Continue the appraisal of the ARDS overview, starting right after its last sentence.

• _Reading text_
*** Block opens ***
Conclusions: The significant variation in the incidence of ARDS is attributed to differences in the type and strength of study designs, as well as definitions of ARDS. While a substantial body of evidence exists concerning a causal role for ARDS risk factors, such as sepsis, aspiration, and trauma, more than 60% of clinical studies employed weak designs. The lack of reproducible definitions for ARDS or its potential risk factors in 49% of studies raises concerns about the validity of the conclusions of these studies regarding the association between ARDS and the supposed risk factors.
 
Are the Results Valid?
1. Did the overview address a focused clinical question?
Yes. The authors begin by stating that their objective is to determine the published incidence of ARDS as well as to review the clinical evidence supporting a causal relationship between ARDS and its major risk factors.
2. Were the criteria used to select articles for inclusion appropriate?
Yes. The authors included all articles dealing with incidence and risk factors for ARDS.
3. Is it unlikely that important, relevant studies were missed?
A well documented Medline search was conducted combined with a manual inspection of references lists. It is unclear if 'experts' in the field were contacted. It is also of note that the search was restricted to English language papers and EMBASE was not searched.
4. Was the validity of the included studies appraised?
Yes. The assessment of the validity of the primary papers was very well done.
*** Block closes ***
• _Structured page parsing data_
*** Block opens ***
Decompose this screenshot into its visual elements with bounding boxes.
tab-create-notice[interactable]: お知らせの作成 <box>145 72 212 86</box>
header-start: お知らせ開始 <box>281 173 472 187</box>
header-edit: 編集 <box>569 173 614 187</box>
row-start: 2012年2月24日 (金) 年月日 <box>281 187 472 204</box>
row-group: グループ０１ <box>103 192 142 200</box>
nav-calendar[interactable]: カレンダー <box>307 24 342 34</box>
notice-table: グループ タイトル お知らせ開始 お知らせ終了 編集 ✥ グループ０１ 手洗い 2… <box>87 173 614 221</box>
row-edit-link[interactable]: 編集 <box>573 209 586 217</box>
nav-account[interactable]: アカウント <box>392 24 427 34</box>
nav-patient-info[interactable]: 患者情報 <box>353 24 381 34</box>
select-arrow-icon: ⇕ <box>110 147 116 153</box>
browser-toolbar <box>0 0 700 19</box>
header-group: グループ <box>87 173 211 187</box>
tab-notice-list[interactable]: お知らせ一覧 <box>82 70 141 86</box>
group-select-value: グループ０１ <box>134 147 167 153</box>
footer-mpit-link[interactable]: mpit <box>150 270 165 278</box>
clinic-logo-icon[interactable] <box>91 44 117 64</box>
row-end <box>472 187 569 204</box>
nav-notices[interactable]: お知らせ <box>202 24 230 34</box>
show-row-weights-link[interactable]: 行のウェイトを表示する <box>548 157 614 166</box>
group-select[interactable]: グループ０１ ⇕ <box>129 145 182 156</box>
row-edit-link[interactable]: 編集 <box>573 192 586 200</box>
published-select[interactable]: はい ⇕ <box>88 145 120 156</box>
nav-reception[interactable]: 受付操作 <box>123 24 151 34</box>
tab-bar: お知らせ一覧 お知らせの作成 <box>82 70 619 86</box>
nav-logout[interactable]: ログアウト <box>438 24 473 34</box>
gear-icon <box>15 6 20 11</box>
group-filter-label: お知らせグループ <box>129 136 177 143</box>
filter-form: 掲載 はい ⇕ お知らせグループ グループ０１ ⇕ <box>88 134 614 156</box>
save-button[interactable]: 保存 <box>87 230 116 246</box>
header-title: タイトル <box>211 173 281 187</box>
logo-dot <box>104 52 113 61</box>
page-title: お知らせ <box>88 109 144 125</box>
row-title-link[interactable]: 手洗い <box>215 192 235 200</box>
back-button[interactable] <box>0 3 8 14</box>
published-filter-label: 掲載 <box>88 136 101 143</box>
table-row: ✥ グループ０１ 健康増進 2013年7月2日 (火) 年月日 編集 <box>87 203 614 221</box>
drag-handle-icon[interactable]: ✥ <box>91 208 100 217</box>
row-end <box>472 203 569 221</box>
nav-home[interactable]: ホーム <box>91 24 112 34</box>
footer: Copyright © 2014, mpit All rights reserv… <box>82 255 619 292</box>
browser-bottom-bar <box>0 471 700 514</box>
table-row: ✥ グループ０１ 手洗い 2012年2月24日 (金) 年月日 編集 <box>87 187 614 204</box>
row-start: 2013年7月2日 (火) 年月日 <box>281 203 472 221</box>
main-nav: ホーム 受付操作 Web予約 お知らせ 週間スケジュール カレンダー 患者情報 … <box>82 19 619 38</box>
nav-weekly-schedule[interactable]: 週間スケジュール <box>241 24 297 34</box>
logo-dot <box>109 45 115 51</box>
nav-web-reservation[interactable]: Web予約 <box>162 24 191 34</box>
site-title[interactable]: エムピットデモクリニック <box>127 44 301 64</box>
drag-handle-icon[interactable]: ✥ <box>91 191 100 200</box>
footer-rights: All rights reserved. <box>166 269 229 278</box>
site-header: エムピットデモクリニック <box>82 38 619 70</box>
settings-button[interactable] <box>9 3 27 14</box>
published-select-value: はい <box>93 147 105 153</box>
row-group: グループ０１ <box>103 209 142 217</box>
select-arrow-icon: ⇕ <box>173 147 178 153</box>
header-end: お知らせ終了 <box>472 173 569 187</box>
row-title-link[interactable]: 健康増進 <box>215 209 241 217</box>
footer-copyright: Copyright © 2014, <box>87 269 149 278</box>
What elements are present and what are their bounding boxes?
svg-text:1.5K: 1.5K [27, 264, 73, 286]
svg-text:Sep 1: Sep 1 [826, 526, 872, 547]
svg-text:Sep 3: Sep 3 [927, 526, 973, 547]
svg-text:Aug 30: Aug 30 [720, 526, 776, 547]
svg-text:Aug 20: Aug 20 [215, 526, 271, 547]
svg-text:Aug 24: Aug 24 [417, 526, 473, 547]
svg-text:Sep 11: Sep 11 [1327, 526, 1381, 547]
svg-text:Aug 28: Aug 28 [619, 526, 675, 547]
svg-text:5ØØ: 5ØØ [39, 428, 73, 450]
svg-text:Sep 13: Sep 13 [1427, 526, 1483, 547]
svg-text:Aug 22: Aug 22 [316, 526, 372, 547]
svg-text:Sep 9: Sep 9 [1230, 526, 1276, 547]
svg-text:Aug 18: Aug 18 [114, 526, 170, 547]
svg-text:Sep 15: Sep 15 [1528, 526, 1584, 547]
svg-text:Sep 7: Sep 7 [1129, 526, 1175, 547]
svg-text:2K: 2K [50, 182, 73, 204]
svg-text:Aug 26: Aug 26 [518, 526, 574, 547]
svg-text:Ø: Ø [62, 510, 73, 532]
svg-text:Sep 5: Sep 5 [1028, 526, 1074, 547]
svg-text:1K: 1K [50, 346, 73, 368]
*** Block closes ***
• _Output below_
5. Were assessments of studies reproducible?
Although all studies were reviewed by two authors, a measure of their agreement with regards to methodological quality score was not provided. It was reported that differences in scores were resolved by consensus.
6. Were the results similar from study to study?
The incidence of ARDS differed depending upon the definition of ARDS and the population entered into the study.
Of the 79 risk factor papers reported, only one used an odds ratio as a measure of strengh of association which made it extremely difficult to determine if results were similar from study to study.
What are the Results?
1. What are the overall results of the overview?
Of 83 papers reviewed, only 49% of papers provided a definition of ARDS, only 64% provided a reproducible definition of the risk factor under study and 23% defined neither ARDS nor risk factors.
Four papers provided a population-based estimate of the incidience of ARDS, which ranged from 1.5 to 5.3 cases per 10,000 population per year.
77 papers were reviewed regarding causal risk factors for ARDS. Out of a maximum methods score of 18, the average score was 9.8 (range 8 to 11).
High quality (score > 9.8) papers suggested sepsis, trauma, mutiple transufions, aspiration of gastric contents, pulmonary contusion, pneumonia and smoke inhalation were risk factors for ARDS.
DIC, fat embolism and cardiopulmonary bypass were only identified as risk factors by the weakest (score <9.8) quality papers.
Overall, the majority of studies were very poorly conducted.
2. How precise were the results?
Will the Results Help Me In Caring For My Patients?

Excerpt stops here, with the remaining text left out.